Collected data:

....

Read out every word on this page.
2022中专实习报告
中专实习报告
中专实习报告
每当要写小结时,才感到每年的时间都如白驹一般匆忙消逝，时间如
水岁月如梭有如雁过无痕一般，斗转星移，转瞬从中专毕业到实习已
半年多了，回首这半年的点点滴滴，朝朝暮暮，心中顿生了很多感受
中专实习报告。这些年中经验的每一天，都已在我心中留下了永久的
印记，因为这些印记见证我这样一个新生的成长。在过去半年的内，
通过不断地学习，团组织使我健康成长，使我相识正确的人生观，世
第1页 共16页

....

What the task requires
Copy all the records above precisely.

Expected answer
Read out every word on this page.
2022中专实习报告
中专实习报告
中专实习报告
每当要写小结时,才感到每年的时间都如白驹一般匆忙消逝，时间如
水岁月如梭有如雁过无痕一般，斗转星移，转瞬从中专毕业到实习已
半年多了，回首这半年的点点滴滴，朝朝暮暮，心中顿生了很多感受
中专实习报告。这些年中经验的每一天，都已在我心中留下了永久的
印记，因为这些印记见证我这样一个新生的成长。在过去半年的内，
通过不断地学习，团组织使我健康成长，使我相识正确的人生观，世
第1页 共16页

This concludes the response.